=== Data for this task ===
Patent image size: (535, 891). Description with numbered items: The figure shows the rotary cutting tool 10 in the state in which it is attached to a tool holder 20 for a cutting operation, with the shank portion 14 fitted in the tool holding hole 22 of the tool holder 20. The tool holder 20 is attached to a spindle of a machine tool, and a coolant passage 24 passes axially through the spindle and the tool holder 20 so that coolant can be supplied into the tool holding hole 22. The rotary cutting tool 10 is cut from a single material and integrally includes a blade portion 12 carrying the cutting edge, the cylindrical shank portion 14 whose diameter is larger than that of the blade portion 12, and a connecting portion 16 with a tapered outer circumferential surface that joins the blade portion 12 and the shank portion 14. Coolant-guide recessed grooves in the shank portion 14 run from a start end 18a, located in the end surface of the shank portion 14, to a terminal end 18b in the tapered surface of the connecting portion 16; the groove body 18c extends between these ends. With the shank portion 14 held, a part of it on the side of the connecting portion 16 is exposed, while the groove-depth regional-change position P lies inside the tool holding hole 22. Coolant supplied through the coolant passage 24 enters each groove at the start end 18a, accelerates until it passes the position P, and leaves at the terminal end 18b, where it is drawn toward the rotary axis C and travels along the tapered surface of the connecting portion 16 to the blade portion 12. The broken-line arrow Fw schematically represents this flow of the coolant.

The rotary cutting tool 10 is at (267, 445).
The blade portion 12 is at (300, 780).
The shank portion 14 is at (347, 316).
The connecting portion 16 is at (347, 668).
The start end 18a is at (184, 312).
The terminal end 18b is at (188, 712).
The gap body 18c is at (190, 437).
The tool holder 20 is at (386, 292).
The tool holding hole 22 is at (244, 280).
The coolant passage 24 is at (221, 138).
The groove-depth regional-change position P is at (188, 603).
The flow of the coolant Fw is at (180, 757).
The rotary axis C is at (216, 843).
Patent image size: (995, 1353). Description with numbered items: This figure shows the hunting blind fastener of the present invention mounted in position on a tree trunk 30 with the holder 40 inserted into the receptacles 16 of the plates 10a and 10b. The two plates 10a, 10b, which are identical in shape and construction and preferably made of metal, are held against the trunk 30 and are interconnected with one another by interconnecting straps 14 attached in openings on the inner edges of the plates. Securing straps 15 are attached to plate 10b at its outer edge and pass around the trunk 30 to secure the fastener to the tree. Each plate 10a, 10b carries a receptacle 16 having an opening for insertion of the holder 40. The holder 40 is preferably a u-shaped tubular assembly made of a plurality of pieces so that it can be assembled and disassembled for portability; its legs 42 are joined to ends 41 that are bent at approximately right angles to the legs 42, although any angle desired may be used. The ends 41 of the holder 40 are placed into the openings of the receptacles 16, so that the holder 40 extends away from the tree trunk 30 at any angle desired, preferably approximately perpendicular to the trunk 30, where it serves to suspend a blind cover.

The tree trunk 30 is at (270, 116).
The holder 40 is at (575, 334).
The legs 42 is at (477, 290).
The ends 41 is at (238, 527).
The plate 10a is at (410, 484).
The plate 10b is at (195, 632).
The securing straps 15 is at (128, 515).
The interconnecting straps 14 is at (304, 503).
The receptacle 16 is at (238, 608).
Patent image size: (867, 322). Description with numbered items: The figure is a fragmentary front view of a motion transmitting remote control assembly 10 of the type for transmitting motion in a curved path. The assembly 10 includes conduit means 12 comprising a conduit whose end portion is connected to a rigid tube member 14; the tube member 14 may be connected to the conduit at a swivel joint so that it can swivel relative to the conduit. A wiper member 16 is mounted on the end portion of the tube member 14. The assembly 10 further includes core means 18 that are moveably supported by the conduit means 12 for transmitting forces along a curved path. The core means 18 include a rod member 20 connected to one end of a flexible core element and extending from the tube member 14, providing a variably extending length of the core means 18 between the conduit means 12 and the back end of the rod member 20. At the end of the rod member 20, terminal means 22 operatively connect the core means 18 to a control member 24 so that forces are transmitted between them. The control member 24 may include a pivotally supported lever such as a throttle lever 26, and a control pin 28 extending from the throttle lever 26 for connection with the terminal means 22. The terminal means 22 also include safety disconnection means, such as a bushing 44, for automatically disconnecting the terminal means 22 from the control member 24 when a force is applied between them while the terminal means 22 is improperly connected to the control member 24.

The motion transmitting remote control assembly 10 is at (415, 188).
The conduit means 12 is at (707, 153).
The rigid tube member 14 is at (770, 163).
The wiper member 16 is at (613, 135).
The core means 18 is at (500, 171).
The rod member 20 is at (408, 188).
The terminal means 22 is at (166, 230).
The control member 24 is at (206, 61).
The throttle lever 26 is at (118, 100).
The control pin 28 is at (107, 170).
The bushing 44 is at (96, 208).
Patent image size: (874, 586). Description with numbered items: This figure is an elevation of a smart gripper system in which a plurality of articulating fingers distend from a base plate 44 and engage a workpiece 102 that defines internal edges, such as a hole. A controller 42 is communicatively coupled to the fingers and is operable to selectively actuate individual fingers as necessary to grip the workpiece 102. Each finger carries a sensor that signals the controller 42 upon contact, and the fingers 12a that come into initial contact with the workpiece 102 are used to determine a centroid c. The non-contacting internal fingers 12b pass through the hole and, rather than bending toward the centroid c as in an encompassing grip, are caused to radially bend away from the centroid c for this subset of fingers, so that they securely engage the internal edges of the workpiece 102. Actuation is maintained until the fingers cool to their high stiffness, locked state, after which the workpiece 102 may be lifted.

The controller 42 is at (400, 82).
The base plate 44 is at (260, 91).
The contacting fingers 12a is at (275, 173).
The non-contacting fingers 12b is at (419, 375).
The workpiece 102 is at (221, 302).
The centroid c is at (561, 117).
===
**Exercise directions:**
Please turn the material above, from the line containing "Patent image size: (874, 586)." through the line containing "The base plate 44 is at (260, 91)." (both ends included), into a numbered list without blank lines. Include only those lines.

**Output below:**
1. Patent image size: (874, 586). Description with numbered items: This figure is an elevation of a smart gripper system in which a plurality of articulating fingers distend from a base plate 44 and engage a workpiece 102 that defines internal edges, such as a hole. A controller 42 is communicatively coupled to the fingers and is operable to selectively actuate individual fingers as necessary to grip the workpiece 102. Each finger carries a sensor that signals the controller 42 upon contact, and the fingers 12a that come into initial contact with the workpiece 102 are used to determine a centroid c. The non-contacting internal fingers 12b pass through the hole and, rather than bending toward the centroid c as in an encompassing grip, are caused to radially bend away from the centroid c for this subset of fingers, so that they securely engage the internal edges of the workpiece 102. Actuation is maintained until the fingers cool to their high stiffness, locked state, after which the workpiece 102 may be lifted.
2. The controller 42 is at (400, 82).
3. The base plate 44 is at (260, 91).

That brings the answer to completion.